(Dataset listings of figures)
===

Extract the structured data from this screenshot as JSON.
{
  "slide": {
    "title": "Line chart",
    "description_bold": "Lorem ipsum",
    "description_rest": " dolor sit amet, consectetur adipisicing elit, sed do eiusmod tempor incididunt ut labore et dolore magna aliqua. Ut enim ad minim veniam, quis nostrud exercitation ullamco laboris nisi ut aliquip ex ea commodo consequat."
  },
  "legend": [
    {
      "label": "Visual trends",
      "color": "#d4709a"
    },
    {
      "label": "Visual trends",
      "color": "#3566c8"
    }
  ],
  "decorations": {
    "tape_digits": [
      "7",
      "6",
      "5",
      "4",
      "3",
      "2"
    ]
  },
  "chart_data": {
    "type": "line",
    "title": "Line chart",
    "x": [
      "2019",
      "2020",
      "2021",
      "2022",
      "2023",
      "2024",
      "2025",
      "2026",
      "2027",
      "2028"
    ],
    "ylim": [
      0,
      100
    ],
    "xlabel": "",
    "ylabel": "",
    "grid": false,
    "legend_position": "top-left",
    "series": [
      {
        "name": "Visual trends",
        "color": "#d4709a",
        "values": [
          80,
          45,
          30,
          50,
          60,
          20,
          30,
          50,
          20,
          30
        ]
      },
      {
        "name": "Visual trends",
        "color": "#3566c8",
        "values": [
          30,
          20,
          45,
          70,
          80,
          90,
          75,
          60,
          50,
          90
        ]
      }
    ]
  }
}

===

■ **Exercise prompt**
Write only the number of lines in the data above that include "color".

■ **Written response**
4